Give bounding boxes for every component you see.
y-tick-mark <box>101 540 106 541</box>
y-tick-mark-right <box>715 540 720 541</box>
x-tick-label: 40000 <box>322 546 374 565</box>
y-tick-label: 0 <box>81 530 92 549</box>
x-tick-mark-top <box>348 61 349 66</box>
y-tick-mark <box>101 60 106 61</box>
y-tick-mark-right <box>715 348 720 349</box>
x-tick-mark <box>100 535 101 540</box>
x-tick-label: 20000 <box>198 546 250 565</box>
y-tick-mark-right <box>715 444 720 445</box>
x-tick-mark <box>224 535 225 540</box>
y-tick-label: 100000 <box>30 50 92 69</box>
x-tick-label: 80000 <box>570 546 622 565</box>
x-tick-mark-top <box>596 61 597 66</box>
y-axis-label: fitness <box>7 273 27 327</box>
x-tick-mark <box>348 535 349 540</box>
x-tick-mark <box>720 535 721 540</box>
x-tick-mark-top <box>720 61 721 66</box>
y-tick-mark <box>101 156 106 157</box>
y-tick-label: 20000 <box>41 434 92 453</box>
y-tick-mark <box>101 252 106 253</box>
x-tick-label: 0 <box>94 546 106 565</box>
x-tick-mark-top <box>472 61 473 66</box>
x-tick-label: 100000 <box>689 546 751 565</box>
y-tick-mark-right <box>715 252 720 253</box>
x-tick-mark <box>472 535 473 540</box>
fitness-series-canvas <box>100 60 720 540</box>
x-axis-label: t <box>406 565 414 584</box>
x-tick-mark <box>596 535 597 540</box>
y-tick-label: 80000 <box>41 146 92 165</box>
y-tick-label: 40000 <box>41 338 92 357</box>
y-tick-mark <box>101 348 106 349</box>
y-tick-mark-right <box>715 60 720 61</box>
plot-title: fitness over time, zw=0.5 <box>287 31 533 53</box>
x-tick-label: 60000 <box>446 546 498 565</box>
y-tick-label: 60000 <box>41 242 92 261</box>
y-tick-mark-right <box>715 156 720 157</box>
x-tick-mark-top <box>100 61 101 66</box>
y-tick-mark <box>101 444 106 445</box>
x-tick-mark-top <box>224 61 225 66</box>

::::::

**题目要求**. 把上面列表的各行表示为一个 JSON 字符串列表，每行对应一个字符串，空行略去。

**本题解答**.
[
  "Give bounding boxes for every component you see.",
  "y-tick-mark <box>101 540 106 541</box>",
  "y-tick-mark-right <box>715 540 720 541</box>",
  "x-tick-label: 40000 <box>322 546 374 565</box>",
  "y-tick-label: 0 <box>81 530 92 549</box>",
  "x-tick-mark-top <box>348 61 349 66</box>",
  "y-tick-mark <box>101 60 106 61</box>",
  "y-tick-mark-right <box>715 348 720 349</box>",
  "x-tick-mark <box>100 535 101 540</box>",
  "x-tick-label: 20000 <box>198 546 250 565</box>",
  "y-tick-mark-right <box>715 444 720 445</box>",
  "x-tick-mark <box>224 535 225 540</box>",
  "y-tick-label: 100000 <box>30 50 92 69</box>",
  "x-tick-label: 80000 <box>570 546 622 565</box>",
  "x-tick-mark-top <box>596 61 597 66</box>",
  "y-axis-label: fitness <box>7 273 27 327</box>",
  "x-tick-mark <box>348 535 349 540</box>",
  "x-tick-mark <box>720 535 721 540</box>",
  "x-tick-mark-top <box>720 61 721 66</box>",
  "y-tick-mark <box>101 156 106 157</box>",
  "y-tick-label: 20000 <box>41 434 92 453</box>",
  "y-tick-mark <box>101 252 106 253</box>",
  "x-tick-label: 0 <box>94 546 106 565</box>",
  "x-tick-mark-top <box>472 61 473 66</box>",
  "x-tick-label: 100000 <box>689 546 751 565</box>",
  "y-tick-mark-right <box>715 252 720 253</box>",
  "x-tick-mark <box>472 535 473 540</box>",
  "fitness-series-canvas <box>100 60 720 540</box>",
  "x-axis-label: t <box>406 565 414 584</box>",
  "x-tick-mark <box>596 535 597 540</box>",
  "y-tick-label: 80000 <box>41 146 92 165</box>",
  "y-tick-label: 40000 <box>41 338 92 357</box>",
  "y-tick-mark <box>101 348 106 349</box>",
  "y-tick-mark-right <box>715 60 720 61</box>",
  "plot-title: fitness over time, zw=0.5 <box>287 31 533 53</box>",
  "x-tick-label: 60000 <box>446 546 498 565</box>",
  "y-tick-label: 60000 <box>41 242 92 261</box>",
  "y-tick-mark-right <box>715 156 720 157</box>",
  "x-tick-mark-top <box>100 61 101 66</box>",
  "y-tick-mark <box>101 444 106 445</box>",
  "x-tick-mark-top <box>224 61 225 66</box>"
]